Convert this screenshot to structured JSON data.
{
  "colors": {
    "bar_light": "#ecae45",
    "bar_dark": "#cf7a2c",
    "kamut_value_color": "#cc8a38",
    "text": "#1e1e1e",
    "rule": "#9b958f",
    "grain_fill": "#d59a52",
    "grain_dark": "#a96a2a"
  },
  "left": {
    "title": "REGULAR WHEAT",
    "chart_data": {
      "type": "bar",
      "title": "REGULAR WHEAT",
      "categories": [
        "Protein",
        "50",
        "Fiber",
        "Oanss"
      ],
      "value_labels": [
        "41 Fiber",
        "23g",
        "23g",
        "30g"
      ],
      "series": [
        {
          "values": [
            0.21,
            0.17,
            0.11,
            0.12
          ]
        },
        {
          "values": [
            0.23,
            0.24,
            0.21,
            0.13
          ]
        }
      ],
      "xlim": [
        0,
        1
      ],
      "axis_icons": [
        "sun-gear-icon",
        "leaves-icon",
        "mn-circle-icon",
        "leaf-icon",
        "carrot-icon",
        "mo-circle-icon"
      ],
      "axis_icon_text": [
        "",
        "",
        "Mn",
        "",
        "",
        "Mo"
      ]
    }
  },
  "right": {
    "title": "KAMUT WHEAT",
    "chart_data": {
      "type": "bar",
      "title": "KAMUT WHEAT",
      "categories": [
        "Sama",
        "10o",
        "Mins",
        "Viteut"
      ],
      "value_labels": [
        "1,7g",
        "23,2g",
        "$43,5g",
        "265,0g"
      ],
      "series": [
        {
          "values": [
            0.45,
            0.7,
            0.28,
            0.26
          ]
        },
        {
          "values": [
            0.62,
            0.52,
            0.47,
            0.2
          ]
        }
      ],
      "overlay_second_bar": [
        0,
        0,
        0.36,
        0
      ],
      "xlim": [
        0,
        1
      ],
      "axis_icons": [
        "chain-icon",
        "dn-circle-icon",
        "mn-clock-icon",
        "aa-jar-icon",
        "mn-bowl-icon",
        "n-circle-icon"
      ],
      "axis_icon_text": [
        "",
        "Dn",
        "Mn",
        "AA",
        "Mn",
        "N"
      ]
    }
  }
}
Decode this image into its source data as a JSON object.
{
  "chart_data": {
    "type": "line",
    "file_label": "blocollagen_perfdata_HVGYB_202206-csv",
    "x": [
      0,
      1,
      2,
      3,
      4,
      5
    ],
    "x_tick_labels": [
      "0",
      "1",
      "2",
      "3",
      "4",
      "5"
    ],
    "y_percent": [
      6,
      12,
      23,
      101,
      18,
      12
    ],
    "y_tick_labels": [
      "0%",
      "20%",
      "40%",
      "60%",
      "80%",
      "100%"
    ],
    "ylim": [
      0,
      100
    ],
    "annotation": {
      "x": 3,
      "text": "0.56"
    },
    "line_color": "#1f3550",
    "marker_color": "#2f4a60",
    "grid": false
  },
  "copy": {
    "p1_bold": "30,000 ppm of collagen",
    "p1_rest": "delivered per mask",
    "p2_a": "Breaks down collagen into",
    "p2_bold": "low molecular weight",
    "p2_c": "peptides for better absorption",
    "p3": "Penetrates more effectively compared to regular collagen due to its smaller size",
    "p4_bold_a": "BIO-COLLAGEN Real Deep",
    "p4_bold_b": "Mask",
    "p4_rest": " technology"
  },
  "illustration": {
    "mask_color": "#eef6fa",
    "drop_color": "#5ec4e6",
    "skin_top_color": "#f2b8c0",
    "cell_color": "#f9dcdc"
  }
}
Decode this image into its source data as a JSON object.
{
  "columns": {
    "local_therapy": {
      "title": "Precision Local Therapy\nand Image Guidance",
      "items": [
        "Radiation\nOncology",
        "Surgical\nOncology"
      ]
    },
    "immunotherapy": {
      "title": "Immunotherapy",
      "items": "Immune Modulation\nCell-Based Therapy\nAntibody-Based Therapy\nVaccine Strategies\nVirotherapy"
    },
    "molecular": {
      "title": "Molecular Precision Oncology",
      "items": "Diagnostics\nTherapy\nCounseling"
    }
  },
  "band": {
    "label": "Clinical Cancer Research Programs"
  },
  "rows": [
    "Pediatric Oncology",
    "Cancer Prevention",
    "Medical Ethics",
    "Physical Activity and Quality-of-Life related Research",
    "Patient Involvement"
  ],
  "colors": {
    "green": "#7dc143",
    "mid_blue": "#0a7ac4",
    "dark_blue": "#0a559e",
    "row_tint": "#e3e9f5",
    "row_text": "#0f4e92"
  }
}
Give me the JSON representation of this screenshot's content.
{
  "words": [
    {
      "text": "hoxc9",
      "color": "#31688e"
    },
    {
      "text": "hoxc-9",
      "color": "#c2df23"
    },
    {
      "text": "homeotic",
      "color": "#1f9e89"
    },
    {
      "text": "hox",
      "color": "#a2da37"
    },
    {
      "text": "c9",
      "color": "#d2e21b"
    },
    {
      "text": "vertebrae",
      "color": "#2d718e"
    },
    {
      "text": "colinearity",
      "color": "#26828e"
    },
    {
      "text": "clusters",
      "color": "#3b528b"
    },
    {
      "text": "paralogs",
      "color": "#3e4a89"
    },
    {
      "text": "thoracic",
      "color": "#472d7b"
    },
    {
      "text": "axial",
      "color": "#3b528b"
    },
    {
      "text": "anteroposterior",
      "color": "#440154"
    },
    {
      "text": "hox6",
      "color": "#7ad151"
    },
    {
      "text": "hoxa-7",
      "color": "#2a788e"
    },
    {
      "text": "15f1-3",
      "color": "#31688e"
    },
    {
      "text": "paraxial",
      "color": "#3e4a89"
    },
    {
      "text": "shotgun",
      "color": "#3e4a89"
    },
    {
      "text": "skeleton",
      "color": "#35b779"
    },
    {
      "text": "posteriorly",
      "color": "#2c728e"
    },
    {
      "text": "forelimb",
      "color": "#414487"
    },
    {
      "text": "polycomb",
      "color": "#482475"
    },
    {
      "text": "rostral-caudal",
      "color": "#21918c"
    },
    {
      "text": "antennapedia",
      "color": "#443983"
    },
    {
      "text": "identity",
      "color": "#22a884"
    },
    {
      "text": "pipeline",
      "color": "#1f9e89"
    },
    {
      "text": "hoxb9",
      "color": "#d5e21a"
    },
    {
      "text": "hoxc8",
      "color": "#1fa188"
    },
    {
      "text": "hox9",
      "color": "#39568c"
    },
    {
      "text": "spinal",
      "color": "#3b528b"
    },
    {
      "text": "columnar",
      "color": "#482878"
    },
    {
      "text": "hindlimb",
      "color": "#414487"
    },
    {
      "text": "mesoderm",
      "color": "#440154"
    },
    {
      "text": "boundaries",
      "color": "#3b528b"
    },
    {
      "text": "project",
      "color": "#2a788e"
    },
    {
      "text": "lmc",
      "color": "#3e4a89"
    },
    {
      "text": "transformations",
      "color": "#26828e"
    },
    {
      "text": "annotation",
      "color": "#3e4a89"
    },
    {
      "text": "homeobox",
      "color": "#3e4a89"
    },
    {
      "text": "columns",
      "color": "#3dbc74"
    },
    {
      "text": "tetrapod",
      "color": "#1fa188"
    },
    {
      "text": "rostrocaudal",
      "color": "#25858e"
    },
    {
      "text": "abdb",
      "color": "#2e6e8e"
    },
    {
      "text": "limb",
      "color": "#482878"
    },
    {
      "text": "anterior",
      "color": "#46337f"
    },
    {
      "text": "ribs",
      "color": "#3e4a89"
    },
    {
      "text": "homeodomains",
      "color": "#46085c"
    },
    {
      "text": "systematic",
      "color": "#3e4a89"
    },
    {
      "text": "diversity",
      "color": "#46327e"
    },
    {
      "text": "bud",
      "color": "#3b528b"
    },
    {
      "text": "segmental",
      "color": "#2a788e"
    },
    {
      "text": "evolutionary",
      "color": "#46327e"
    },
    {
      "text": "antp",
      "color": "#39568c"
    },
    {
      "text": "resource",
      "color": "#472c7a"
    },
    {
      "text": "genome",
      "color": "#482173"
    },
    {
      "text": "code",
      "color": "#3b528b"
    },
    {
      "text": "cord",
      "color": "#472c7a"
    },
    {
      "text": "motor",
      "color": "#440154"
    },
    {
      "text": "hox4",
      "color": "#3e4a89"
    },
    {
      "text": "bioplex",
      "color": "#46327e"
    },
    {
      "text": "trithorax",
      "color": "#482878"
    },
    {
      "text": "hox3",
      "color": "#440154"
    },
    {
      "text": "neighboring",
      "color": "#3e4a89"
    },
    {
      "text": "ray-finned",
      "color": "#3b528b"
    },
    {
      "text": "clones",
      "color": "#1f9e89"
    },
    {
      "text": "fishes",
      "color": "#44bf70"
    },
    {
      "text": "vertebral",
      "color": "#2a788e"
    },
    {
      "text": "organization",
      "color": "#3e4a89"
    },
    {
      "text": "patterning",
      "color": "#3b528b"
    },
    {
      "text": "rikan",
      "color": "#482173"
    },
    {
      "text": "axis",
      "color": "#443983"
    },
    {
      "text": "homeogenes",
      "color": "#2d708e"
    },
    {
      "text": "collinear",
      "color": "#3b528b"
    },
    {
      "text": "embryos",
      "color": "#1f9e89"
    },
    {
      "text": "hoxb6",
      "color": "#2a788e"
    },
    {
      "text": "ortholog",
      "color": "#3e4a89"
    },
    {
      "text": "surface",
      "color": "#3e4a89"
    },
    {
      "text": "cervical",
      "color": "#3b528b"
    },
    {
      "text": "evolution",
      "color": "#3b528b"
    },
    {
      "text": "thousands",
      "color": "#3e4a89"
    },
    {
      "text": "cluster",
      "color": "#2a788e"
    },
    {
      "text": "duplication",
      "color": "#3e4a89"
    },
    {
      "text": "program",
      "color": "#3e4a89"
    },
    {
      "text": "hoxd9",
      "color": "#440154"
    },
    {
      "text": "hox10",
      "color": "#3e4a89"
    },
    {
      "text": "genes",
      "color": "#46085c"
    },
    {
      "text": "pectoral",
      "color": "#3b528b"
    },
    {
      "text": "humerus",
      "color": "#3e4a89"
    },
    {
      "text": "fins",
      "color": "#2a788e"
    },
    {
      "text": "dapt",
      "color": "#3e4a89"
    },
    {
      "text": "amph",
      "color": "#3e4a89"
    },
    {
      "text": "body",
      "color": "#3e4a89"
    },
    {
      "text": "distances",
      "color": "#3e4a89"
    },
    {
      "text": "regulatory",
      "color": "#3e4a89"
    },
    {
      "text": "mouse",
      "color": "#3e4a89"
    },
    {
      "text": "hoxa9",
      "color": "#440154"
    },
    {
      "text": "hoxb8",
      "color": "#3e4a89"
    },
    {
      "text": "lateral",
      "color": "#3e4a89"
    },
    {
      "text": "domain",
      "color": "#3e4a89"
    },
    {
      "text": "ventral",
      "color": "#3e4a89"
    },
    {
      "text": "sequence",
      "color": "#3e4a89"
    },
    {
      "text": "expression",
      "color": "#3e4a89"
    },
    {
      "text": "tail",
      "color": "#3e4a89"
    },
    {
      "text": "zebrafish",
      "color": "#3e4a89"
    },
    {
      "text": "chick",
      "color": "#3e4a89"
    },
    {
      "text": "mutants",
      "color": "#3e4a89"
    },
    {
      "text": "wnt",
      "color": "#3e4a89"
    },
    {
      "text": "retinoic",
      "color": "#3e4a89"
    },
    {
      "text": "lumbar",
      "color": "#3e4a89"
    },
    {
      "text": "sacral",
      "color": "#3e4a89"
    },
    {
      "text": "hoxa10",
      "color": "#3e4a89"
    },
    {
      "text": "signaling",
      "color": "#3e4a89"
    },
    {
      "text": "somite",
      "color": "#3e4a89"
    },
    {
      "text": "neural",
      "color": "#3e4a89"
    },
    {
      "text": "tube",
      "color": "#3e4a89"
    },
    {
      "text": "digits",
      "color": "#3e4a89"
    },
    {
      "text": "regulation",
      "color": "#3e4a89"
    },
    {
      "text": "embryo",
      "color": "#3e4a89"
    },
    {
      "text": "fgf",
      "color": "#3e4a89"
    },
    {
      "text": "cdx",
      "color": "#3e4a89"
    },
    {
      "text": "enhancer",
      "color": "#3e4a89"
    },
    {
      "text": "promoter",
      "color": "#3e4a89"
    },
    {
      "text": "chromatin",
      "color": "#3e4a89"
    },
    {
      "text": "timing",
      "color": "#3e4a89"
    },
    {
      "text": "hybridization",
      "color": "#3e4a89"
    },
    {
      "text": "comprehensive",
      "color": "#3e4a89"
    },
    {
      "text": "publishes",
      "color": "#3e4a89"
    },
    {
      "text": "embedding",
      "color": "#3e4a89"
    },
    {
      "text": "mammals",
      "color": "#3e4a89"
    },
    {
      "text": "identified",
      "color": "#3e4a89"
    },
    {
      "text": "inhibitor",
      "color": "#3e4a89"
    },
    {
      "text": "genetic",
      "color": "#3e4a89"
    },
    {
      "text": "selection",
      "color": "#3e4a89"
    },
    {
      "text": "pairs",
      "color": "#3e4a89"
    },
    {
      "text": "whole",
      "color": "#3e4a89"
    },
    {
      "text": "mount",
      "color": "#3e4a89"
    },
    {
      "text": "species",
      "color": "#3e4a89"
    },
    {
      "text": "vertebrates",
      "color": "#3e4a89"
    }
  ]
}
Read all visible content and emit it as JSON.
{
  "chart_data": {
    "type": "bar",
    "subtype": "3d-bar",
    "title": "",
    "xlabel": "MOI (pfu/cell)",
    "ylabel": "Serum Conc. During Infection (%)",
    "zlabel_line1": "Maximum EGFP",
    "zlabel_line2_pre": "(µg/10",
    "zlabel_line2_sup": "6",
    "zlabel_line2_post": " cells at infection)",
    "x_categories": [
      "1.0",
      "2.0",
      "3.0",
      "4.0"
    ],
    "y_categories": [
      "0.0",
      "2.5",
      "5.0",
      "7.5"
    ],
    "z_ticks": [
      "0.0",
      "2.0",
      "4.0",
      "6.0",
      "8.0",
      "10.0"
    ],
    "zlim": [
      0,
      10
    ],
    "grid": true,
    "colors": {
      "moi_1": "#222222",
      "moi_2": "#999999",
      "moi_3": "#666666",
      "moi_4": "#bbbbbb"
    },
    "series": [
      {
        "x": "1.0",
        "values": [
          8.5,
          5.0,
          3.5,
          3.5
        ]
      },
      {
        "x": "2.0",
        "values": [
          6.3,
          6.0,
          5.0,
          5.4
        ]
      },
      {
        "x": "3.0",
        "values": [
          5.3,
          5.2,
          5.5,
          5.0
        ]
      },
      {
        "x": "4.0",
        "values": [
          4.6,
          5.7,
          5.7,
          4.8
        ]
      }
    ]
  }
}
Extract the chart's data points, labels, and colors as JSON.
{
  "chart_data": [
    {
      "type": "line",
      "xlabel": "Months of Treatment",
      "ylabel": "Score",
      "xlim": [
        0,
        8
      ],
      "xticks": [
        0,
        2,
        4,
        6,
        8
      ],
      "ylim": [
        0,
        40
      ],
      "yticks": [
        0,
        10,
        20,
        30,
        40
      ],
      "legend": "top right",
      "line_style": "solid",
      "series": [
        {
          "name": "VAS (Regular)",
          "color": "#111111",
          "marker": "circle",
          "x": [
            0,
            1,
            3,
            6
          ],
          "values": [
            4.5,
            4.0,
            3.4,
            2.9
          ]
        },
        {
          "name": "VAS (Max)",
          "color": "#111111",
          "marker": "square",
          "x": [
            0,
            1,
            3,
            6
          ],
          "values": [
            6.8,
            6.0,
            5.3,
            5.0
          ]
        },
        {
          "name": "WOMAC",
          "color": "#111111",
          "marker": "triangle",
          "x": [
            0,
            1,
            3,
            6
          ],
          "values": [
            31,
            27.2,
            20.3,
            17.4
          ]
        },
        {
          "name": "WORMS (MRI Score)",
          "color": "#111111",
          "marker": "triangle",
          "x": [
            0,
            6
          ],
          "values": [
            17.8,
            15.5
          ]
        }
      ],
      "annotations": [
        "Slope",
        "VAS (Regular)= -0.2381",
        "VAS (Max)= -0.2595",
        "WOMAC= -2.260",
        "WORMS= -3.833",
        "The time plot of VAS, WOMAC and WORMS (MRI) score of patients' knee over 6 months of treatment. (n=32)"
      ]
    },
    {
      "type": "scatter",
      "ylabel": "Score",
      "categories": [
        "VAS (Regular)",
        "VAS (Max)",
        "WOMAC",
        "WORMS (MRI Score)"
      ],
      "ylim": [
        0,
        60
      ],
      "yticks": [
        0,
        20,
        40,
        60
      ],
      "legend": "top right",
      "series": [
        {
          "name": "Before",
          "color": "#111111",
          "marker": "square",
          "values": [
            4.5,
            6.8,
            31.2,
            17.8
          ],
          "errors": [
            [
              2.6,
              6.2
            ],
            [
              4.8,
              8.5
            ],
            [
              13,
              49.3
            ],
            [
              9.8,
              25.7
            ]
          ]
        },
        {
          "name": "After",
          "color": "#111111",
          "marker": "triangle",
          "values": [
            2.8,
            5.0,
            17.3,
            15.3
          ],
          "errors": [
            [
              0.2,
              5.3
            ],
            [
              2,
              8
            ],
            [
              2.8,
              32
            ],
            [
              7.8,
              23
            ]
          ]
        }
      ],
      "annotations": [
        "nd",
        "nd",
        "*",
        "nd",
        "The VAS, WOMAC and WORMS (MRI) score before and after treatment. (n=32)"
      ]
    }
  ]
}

# [DIRECTIONS]
Search the entries for the word "xlabel" and copy every line that has it.

# [RESULT OF THIS TASK]
    "xlabel": "MOI (pfu/cell)",
      "xlabel": "Months of Treatment",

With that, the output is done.